[Extracts from a graphics dataset]
- - - - - - -
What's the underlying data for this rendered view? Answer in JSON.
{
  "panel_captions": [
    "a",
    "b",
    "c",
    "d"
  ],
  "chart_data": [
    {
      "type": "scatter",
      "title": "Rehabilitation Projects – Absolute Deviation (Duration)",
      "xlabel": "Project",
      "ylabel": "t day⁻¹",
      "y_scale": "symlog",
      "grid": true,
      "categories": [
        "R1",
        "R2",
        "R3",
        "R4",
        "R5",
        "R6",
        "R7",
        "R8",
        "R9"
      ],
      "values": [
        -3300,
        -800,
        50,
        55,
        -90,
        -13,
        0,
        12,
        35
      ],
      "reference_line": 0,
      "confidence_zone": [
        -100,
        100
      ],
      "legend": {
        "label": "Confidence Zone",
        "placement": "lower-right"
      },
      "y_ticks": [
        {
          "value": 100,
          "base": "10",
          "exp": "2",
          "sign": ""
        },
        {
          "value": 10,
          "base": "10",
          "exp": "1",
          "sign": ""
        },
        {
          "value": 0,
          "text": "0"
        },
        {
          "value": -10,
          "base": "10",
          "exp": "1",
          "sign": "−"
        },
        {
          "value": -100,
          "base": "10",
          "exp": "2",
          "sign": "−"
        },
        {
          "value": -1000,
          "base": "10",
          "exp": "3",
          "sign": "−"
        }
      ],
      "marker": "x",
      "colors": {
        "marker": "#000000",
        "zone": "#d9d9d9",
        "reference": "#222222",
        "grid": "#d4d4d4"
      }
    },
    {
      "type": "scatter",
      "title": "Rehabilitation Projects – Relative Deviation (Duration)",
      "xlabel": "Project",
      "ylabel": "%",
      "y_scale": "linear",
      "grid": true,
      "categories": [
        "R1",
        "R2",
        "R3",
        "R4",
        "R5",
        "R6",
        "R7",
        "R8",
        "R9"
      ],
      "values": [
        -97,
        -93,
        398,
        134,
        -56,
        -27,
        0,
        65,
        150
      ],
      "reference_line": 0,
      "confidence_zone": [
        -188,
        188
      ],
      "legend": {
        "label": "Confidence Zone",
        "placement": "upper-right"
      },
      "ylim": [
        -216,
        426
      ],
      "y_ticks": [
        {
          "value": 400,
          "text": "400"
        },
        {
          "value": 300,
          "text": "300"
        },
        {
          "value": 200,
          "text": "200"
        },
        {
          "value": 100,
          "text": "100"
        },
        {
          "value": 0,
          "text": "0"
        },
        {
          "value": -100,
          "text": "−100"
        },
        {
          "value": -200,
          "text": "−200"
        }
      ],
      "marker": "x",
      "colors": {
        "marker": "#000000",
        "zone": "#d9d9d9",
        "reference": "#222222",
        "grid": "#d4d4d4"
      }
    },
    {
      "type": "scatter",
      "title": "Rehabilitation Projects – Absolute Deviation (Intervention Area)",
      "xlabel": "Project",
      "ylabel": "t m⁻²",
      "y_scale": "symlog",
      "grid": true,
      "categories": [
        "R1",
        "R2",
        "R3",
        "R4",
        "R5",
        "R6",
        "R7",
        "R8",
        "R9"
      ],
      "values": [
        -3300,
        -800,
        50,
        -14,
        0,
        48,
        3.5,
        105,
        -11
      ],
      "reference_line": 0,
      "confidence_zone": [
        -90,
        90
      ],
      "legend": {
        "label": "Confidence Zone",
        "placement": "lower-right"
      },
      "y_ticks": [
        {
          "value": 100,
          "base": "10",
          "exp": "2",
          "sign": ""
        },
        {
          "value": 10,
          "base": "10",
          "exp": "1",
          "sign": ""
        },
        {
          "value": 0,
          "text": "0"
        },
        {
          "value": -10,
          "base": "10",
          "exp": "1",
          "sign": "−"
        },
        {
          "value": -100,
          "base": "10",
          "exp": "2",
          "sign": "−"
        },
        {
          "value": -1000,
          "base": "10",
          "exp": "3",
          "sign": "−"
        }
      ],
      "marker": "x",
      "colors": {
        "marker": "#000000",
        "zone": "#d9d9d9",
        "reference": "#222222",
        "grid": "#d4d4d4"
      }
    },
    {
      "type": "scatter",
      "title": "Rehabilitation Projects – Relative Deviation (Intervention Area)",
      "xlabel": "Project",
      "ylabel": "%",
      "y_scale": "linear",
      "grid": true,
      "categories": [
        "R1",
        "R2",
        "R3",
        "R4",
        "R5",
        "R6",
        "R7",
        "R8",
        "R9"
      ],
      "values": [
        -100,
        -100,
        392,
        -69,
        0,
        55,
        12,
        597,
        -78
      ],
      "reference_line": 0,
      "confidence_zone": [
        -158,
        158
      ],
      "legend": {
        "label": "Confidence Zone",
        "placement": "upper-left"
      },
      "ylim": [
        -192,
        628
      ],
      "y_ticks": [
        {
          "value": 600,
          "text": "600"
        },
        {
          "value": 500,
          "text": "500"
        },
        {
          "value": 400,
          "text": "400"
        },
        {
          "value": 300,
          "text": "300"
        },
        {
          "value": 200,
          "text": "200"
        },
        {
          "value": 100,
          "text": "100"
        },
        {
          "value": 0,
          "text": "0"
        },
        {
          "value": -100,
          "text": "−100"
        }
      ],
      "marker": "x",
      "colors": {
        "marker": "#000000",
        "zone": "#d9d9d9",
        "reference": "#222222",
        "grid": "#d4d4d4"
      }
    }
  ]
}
- - - - - - -
Output every record above exactly as it appears.

What's the underlying data for this rendered view? Answer in JSON.
{
  "panel_captions": [
    "a",
    "b",
    "c",
    "d"
  ],
  "chart_data": [
    {
      "type": "scatter",
      "title": "Rehabilitation Projects – Absolute Deviation (Duration)",
      "xlabel": "Project",
      "ylabel": "t day⁻¹",
      "y_scale": "symlog",
      "grid": true,
      "categories": [
        "R1",
        "R2",
        "R3",
        "R4",
        "R5",
        "R6",
        "R7",
        "R8",
        "R9"
      ],
      "values": [
        -3300,
        -800,
        50,
        55,
        -90,
        -13,
        0,
        12,
        35
      ],
      "reference_line": 0,
      "confidence_zone": [
        -100,
        100
      ],
      "legend": {
        "label": "Confidence Zone",
        "placement": "lower-right"
      },
      "y_ticks": [
        {
          "value": 100,
          "base": "10",
          "exp": "2",
          "sign": ""
        },
        {
          "value": 10,
          "base": "10",
          "exp": "1",
          "sign": ""
        },
        {
          "value": 0,
          "text": "0"
        },
        {
          "value": -10,
          "base": "10",
          "exp": "1",
          "sign": "−"
        },
        {
          "value": -100,
          "base": "10",
          "exp": "2",
          "sign": "−"
        },
        {
          "value": -1000,
          "base": "10",
          "exp": "3",
          "sign": "−"
        }
      ],
      "marker": "x",
      "colors": {
        "marker": "#000000",
        "zone": "#d9d9d9",
        "reference": "#222222",
        "grid": "#d4d4d4"
      }
    },
    {
      "type": "scatter",
      "title": "Rehabilitation Projects – Relative Deviation (Duration)",
      "xlabel": "Project",
      "ylabel": "%",
      "y_scale": "linear",
      "grid": true,
      "categories": [
        "R1",
        "R2",
        "R3",
        "R4",
        "R5",
        "R6",
        "R7",
        "R8",
        "R9"
      ],
      "values": [
        -97,
        -93,
        398,
        134,
        -56,
        -27,
        0,
        65,
        150
      ],
      "reference_line": 0,
      "confidence_zone": [
        -188,
        188
      ],
      "legend": {
        "label": "Confidence Zone",
        "placement": "upper-right"
      },
      "ylim": [
        -216,
        426
      ],
      "y_ticks": [
        {
          "value": 400,
          "text": "400"
        },
        {
          "value": 300,
          "text": "300"
        },
        {
          "value": 200,
          "text": "200"
        },
        {
          "value": 100,
          "text": "100"
        },
        {
          "value": 0,
          "text": "0"
        },
        {
          "value": -100,
          "text": "−100"
        },
        {
          "value": -200,
          "text": "−200"
        }
      ],
      "marker": "x",
      "colors": {
        "marker": "#000000",
        "zone": "#d9d9d9",
        "reference": "#222222",
        "grid": "#d4d4d4"
      }
    },
    {
      "type": "scatter",
      "title": "Rehabilitation Projects – Absolute Deviation (Intervention Area)",
      "xlabel": "Project",
      "ylabel": "t m⁻²",
      "y_scale": "symlog",
      "grid": true,
      "categories": [
        "R1",
        "R2",
        "R3",
        "R4",
        "R5",
        "R6",
        "R7",
        "R8",
        "R9"
      ],
      "values": [
        -3300,
        -800,
        50,
        -14,
        0,
        48,
        3.5,
        105,
        -11
      ],
      "reference_line": 0,
      "confidence_zone": [
        -90,
        90
      ],
      "legend": {
        "label": "Confidence Zone",
        "placement": "lower-right"
      },
      "y_ticks": [
        {
          "value": 100,
          "base": "10",
          "exp": "2",
          "sign": ""
        },
        {
          "value": 10,
          "base": "10",
          "exp": "1",
          "sign": ""
        },
        {
          "value": 0,
          "text": "0"
        },
        {
          "value": -10,
          "base": "10",
          "exp": "1",
          "sign": "−"
        },
        {
          "value": -100,
          "base": "10",
          "exp": "2",
          "sign": "−"
        },
        {
          "value": -1000,
          "base": "10",
          "exp": "3",
          "sign": "−"
        }
      ],
      "marker": "x",
      "colors": {
        "marker": "#000000",
        "zone": "#d9d9d9",
        "reference": "#222222",
        "grid": "#d4d4d4"
      }
    },
    {
      "type": "scatter",
      "title": "Rehabilitation Projects – Relative Deviation (Intervention Area)",
      "xlabel": "Project",
      "ylabel": "%",
      "y_scale": "linear",
      "grid": true,
      "categories": [
        "R1",
        "R2",
        "R3",
        "R4",
        "R5",
        "R6",
        "R7",
        "R8",
        "R9"
      ],
      "values": [
        -100,
        -100,
        392,
        -69,
        0,
        55,
        12,
        597,
        -78
      ],
      "reference_line": 0,
      "confidence_zone": [
        -158,
        158
      ],
      "legend": {
        "label": "Confidence Zone",
        "placement": "upper-left"
      },
      "ylim": [
        -192,
        628
      ],
      "y_ticks": [
        {
          "value": 600,
          "text": "600"
        },
        {
          "value": 500,
          "text": "500"
        },
        {
          "value": 400,
          "text": "400"
        },
        {
          "value": 300,
          "text": "300"
        },
        {
          "value": 200,
          "text": "200"
        },
        {
          "value": 100,
          "text": "100"
        },
        {
          "value": 0,
          "text": "0"
        },
        {
          "value": -100,
          "text": "−100"
        }
      ],
      "marker": "x",
      "colors": {
        "marker": "#000000",
        "zone": "#d9d9d9",
        "reference": "#222222",
        "grid": "#d4d4d4"
      }
    }
  ]
}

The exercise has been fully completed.